• Task statement:
Extract every line from the records below that contains the word "投票者総数".

===== Supplied data =====

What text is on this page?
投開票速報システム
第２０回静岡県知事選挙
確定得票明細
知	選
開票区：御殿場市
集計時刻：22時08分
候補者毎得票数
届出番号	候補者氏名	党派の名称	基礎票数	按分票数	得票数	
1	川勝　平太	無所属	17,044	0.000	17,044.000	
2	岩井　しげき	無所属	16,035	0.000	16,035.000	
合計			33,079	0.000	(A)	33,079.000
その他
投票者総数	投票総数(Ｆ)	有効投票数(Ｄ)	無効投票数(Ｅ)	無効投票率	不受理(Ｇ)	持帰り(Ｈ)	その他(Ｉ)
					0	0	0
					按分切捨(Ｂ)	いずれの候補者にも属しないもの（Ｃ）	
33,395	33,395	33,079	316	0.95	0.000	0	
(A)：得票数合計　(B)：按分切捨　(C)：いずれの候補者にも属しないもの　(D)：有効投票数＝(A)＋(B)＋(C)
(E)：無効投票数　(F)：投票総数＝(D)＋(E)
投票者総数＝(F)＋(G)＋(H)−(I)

=====

• Answer:
投票者総数	投票総数(Ｆ)	有効投票数(Ｄ)	無効投票数(Ｅ)	無効投票率	不受理(Ｇ)	持帰り(Ｈ)	その他(Ｉ)
投票者総数＝(F)＋(G)＋(H)−(I)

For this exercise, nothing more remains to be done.